### [Parts of the exercise]
[1] In the forum thread on Pennsylvania's deer debate, which non-native species does Bob IL name as threats in his area?
[2] Say whether each statement agrees with the forum thread on Pennsylvania's deer debate, answering yes or no and quoting the deciding words: (a) Bob IL says his food plots provide nutrition for non-game species as well as game. (b) Bob IL says the expense of managing his property makes financial sense. (c) Ferg says Bob IL described enhancing habitat as QDM.

### [Text extract]

+++

# National spotlight on Pennsylvania's deer debate



## Bob IL (Jun 8, 2005)

Ronde,

Why food plots? That is a valid question. My food plots help not only deer, but many other wildlife as well. It is nutrition year around for game and non-game species. Why have a bird feeder out the kitchen window? To enjoy viewing and helping wildlife. All the time, effort and expense managing my property probably don't make sense to alot of people, but it is rewarding to me. I know it doesn't make financial sense either, but neither does volunteering for charity, conservation or any cause you feel is worthwhile sacrificing for.

In your previous post you brought up a point about chemical use in various area's. Here I can agree with your utopian view, while using herbicides to counter others errors. Case in point in my area, purple loosestrife, Garlic mustard, honeysuckle, wild roses are but a few examples of non-native species that threaten my wetland, or timber, or grassland. I would be interested in how you manage non-natives without herbicides on a mid to larger scale. (20 acres & up)

In a perfect world, we wouldn't have to use herbicides, fight wars, fix the pot holes in the road, go to work, and my computer would never crash. (I hear Peter, Paul & Mary humming in the background...) But reality dictates otherwise.


----------



## poz (Nov 12, 2004)

Bob IL said:


> If a given property can only support 3 deer, I believe it should be populated with 2, unless of course the steward enhanced habitat to the point it could support more comfortably.


If your property can only support 3 deer and you enhance it to support more, how is that QDM? aren't you creating an over abundance for the area. Does that mean your sq. mile should have more deer on it than the goal of the DNR. or are you not following the goals set by the DNR. 
How many people practice QDM on a property and plant food plots, etc. and than they sell the propety and the new owner does nothing. doesn't this hurt the herd in that area? Should there be a mass shoot off of the herd on this property to get it back to the goals.

I've asked this question a bunch on this site "why do QDMers think there land can support deer and everyone elses can't? And the deer herd needs to be decimated in these areas?


----------



## Ferg (Dec 17, 2002)

poz said:


> If your property can only support 3 deer and you enhance it to support more, how is that QDM?


Where did he say it was 'QDM' ? 

He was reffering to: "good stewardship"

+++

### [Supplied data]

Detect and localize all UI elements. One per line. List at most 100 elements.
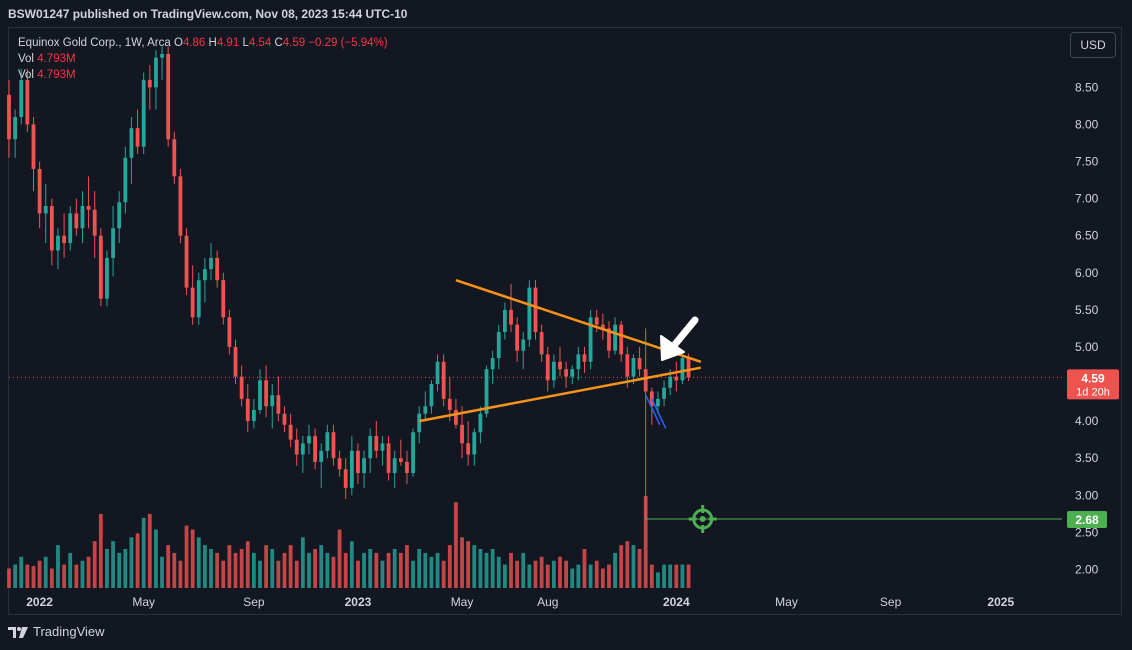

+++

### [Solutions to the problems]
[1] Purple loosestrife, garlic mustard, honeysuckle and wild roses.

[2]
(a) Yes: "It is nutrition year around for game and non-game species."
(b) No: "I know it doesn't make financial sense either"
(c) No: "Where did he say it was 'QDM' ?"